-- Exercise objective --
Search the listing below for the string "inicio" and copy every line where it occurs.

(Data records)
• • • • • • •
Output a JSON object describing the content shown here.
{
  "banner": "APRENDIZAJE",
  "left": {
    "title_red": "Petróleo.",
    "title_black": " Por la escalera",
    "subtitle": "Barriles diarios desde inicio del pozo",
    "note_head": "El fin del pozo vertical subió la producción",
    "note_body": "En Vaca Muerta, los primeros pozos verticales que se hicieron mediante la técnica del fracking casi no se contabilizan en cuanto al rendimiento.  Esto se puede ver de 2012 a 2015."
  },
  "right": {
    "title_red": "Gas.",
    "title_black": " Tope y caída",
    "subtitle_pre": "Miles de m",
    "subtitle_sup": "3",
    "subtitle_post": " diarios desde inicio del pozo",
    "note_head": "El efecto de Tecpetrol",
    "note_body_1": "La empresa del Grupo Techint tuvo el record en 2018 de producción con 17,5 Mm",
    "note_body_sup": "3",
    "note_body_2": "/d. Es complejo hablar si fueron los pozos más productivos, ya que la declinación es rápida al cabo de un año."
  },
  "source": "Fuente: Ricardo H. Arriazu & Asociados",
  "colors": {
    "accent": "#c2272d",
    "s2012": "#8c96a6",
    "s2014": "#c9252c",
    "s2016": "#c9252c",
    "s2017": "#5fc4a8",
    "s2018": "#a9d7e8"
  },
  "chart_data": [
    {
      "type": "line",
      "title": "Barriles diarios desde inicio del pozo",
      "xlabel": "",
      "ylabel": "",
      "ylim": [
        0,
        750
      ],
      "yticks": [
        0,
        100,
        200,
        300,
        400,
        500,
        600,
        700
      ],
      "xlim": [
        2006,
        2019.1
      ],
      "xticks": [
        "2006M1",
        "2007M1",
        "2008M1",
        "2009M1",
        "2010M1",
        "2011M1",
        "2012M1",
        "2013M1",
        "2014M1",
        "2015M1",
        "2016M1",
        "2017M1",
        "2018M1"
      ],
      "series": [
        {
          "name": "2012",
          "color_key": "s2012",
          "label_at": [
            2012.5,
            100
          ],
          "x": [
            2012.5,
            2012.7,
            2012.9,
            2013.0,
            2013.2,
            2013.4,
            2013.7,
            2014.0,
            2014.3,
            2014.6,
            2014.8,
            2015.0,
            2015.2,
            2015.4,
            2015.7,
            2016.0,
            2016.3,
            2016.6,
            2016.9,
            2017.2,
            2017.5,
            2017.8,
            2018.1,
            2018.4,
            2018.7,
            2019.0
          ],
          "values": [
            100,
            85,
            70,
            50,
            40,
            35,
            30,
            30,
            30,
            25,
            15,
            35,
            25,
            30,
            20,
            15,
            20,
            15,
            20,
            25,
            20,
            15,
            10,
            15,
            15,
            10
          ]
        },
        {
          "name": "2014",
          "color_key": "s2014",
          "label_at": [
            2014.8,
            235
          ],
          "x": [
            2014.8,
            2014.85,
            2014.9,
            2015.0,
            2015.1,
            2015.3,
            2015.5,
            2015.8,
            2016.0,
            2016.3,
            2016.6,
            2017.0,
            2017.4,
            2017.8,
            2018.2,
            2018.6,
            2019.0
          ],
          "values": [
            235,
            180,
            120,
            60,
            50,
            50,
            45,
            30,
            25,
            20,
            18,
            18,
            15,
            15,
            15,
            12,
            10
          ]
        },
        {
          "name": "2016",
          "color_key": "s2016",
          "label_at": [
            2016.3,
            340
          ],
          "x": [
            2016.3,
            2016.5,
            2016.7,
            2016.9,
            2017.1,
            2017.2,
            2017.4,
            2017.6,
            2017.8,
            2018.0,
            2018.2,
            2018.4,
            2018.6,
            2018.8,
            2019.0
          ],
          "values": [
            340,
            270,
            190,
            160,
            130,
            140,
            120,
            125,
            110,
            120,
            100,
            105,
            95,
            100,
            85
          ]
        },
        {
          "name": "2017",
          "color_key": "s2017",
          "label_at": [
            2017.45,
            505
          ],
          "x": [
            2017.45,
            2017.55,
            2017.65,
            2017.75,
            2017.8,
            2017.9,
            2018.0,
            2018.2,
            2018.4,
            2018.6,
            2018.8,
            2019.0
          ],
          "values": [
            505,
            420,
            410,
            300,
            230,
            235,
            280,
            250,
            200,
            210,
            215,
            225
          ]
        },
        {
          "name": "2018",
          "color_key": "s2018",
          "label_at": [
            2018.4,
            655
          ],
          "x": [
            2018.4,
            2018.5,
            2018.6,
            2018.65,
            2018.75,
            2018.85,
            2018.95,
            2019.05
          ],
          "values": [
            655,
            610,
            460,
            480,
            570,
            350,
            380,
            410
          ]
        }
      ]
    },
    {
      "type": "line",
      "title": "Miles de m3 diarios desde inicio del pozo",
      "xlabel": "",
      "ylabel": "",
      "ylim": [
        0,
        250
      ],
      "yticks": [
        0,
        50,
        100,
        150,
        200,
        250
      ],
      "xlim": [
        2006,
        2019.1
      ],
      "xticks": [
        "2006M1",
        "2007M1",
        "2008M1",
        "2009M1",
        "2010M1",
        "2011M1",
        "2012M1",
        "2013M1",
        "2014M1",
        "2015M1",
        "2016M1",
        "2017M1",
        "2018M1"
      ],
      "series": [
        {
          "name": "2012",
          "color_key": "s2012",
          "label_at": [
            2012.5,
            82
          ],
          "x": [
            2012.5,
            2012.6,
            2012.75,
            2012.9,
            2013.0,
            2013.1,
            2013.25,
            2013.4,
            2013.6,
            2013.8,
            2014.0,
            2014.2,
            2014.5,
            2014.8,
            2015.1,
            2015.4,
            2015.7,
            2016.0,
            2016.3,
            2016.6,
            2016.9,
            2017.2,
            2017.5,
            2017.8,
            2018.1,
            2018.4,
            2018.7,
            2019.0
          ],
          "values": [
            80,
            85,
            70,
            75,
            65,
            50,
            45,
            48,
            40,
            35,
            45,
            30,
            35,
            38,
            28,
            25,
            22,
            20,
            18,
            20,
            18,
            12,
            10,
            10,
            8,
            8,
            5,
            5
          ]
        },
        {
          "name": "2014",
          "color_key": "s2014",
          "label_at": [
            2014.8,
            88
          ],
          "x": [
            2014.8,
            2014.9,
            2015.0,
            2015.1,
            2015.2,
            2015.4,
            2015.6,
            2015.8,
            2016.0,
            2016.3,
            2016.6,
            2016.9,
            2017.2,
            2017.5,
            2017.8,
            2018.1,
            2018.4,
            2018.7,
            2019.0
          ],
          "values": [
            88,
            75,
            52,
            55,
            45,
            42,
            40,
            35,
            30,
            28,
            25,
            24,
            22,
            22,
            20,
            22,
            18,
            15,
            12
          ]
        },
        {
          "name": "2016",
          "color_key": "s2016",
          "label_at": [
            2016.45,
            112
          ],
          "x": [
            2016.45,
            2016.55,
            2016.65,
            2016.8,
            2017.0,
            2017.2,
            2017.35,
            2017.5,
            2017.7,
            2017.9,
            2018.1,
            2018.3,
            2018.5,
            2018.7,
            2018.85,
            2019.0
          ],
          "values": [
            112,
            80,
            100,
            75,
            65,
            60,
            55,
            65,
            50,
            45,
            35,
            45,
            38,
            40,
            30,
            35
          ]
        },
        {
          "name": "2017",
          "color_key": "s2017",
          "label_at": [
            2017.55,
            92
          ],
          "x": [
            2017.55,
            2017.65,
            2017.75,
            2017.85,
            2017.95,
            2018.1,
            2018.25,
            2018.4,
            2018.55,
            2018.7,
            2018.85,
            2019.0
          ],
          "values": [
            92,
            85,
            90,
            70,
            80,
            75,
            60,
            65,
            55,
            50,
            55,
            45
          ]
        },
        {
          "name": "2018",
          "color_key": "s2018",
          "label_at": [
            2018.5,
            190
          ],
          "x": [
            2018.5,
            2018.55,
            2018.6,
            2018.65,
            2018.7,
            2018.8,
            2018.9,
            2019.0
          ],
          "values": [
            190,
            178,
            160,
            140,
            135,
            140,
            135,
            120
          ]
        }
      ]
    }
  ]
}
• • • • • • •
-- Written answer --
    "subtitle": "Barriles diarios desde inicio del pozo",
    "subtitle_post": " diarios desde inicio del pozo",
      "title": "Barriles diarios desde inicio del pozo",
      "title": "Miles de m3 diarios desde inicio del pozo",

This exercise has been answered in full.